DATA TO PROCESS >>
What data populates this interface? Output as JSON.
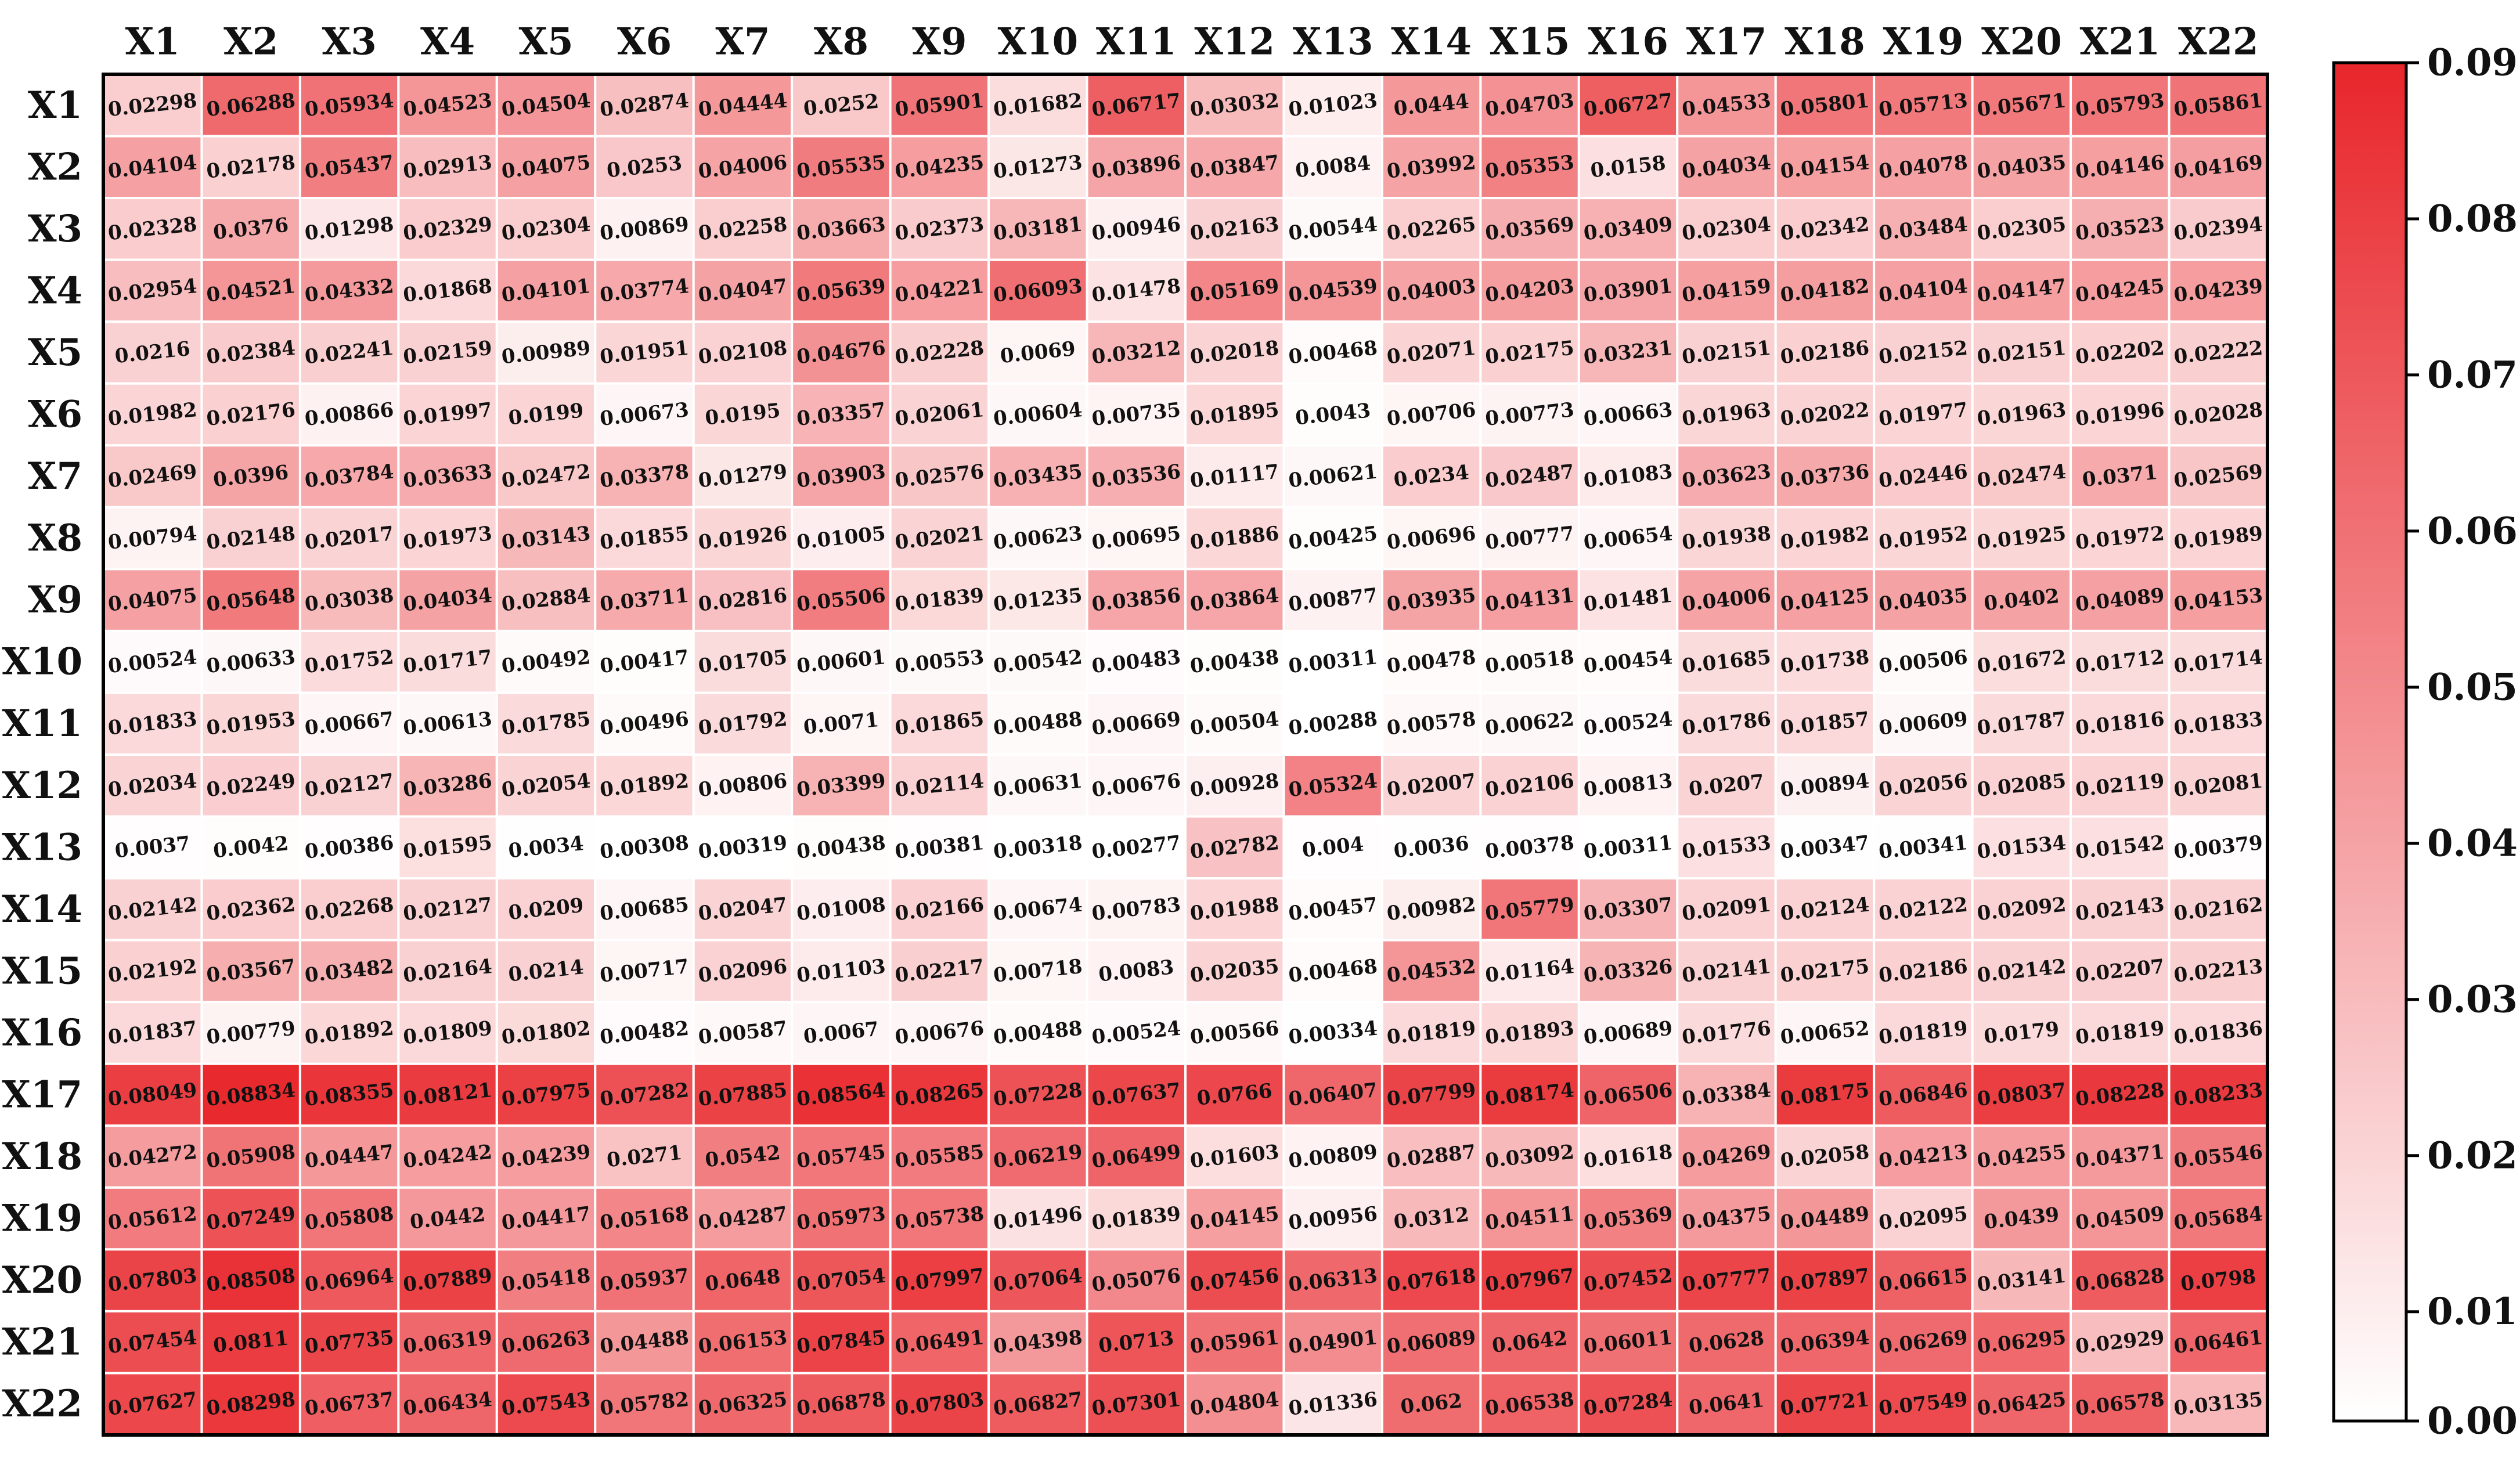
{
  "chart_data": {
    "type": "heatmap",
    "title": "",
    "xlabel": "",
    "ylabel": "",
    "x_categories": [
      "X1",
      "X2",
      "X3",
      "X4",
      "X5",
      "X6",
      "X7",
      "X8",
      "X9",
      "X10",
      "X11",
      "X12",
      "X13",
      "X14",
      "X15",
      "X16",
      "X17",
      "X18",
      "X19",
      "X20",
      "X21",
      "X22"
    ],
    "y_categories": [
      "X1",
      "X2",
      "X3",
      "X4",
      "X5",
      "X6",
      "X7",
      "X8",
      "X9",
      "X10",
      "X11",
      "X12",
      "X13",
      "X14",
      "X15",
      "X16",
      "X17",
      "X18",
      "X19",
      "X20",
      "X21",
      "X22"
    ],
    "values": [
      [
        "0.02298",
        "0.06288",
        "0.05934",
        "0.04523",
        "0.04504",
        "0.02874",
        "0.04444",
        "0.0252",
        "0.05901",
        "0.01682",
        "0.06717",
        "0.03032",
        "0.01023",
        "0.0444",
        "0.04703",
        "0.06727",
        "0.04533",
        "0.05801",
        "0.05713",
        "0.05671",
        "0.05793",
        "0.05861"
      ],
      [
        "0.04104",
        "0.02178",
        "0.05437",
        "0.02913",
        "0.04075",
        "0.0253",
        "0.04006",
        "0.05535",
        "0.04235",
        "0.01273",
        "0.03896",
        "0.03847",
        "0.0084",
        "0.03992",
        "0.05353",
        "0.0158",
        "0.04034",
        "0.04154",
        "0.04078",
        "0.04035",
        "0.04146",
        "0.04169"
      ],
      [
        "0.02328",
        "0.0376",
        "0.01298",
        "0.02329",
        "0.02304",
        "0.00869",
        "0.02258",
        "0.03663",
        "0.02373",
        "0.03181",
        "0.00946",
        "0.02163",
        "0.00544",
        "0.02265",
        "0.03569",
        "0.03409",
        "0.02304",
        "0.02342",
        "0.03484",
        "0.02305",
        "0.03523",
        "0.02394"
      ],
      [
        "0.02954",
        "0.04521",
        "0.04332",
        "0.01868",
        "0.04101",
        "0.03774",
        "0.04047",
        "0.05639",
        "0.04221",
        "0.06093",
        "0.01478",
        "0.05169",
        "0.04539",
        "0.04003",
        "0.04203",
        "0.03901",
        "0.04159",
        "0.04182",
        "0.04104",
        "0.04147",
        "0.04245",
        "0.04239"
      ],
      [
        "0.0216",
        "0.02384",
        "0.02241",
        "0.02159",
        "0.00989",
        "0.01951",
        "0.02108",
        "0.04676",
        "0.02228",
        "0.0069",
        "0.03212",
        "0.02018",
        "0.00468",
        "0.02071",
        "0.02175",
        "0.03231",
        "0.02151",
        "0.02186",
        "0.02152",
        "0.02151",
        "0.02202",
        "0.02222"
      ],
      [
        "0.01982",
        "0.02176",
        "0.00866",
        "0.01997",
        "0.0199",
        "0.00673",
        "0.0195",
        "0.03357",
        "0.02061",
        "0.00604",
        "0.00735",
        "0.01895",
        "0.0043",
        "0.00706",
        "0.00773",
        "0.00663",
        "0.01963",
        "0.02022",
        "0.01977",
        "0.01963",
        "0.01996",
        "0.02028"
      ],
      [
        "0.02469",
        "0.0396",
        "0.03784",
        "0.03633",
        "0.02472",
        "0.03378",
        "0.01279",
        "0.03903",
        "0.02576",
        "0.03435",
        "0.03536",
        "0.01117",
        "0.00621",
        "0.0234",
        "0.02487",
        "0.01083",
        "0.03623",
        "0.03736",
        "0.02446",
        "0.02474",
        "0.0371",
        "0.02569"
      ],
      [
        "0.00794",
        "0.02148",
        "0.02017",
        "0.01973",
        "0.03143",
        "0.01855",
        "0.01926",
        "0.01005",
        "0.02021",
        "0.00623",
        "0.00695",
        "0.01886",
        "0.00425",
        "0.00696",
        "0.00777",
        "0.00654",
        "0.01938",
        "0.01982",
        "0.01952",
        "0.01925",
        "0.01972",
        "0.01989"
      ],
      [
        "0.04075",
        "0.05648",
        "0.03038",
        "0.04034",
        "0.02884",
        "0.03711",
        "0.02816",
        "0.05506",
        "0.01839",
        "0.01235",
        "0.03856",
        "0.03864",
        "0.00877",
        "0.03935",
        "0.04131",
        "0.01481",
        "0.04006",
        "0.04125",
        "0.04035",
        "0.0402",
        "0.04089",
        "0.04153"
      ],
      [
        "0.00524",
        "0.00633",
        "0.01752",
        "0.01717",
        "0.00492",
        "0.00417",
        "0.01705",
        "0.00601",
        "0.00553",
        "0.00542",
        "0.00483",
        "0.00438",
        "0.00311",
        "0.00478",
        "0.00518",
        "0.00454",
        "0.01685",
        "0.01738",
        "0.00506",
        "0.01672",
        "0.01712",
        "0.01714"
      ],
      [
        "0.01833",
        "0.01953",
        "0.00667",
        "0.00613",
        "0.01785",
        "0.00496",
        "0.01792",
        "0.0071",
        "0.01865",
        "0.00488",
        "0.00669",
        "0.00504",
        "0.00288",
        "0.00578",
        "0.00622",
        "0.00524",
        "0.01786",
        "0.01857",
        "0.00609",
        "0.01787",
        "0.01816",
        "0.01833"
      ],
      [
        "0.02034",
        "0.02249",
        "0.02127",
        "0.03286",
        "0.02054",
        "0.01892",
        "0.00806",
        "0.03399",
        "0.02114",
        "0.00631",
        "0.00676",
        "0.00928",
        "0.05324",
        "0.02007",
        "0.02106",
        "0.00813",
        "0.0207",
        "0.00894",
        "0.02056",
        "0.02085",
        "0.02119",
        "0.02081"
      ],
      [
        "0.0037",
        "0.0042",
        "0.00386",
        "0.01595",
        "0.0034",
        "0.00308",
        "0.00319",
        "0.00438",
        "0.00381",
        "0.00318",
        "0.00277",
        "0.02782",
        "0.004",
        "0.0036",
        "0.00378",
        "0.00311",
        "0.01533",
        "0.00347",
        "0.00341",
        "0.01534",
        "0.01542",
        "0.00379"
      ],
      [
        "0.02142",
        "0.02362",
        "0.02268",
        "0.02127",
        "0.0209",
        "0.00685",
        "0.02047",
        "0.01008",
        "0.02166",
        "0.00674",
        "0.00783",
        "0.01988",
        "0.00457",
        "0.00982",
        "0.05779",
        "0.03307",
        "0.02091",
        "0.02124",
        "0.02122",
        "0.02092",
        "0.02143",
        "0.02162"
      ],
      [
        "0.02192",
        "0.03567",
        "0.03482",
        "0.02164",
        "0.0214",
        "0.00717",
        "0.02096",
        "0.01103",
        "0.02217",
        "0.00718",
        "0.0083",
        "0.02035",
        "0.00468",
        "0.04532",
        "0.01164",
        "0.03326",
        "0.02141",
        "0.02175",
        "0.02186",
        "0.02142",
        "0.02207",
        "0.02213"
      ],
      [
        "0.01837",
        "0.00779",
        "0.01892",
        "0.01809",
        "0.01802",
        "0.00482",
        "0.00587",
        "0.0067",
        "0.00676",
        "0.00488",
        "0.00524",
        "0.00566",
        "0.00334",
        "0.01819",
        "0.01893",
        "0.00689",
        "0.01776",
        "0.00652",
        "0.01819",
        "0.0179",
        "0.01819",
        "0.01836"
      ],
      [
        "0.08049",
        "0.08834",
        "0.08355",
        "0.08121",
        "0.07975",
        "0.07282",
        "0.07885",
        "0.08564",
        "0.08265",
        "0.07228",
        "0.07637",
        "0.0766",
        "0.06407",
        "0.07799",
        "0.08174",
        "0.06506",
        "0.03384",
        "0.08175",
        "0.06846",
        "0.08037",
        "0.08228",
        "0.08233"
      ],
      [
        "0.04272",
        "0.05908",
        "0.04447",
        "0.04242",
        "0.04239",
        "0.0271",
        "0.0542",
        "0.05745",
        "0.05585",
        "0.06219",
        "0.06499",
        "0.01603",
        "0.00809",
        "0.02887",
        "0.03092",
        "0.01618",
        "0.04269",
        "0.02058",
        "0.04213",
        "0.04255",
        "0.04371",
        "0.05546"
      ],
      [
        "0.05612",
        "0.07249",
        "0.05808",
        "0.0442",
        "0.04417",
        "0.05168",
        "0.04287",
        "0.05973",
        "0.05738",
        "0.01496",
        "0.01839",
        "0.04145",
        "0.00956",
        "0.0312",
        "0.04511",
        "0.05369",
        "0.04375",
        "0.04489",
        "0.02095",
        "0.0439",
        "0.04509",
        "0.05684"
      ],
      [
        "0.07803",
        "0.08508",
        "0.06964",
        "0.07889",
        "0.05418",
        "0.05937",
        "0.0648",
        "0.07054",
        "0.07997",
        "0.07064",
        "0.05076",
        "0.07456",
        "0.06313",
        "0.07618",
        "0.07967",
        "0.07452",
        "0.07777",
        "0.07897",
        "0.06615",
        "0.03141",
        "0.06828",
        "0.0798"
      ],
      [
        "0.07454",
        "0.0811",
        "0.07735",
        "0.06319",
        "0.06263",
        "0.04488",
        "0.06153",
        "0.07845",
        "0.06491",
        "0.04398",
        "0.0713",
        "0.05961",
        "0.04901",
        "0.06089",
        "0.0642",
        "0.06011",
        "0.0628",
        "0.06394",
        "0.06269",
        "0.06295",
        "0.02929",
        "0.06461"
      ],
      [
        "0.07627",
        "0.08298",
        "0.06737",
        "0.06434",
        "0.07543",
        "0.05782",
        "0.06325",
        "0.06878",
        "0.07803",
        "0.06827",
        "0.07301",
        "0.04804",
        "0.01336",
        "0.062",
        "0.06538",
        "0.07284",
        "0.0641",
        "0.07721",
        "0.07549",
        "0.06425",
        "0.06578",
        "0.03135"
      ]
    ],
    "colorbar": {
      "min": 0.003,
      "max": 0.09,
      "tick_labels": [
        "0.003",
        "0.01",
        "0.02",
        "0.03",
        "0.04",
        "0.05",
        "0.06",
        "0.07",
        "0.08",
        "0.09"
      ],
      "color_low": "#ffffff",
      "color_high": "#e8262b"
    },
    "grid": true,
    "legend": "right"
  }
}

...

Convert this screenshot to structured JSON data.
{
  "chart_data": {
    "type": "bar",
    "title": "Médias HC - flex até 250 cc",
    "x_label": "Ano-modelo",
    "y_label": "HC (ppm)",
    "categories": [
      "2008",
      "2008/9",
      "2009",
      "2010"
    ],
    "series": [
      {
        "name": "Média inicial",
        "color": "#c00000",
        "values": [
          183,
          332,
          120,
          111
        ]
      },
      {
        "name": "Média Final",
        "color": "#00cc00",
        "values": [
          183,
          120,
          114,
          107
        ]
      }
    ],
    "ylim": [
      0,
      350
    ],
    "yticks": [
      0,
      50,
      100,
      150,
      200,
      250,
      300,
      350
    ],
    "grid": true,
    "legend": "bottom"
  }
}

WORK TO COMPLETE >> Show, from the listing above, each line that contains the word "JSON".

FULL RESPONSE >>
What data populates this interface? Output as JSON.
Convert this screenshot to structured JSON data.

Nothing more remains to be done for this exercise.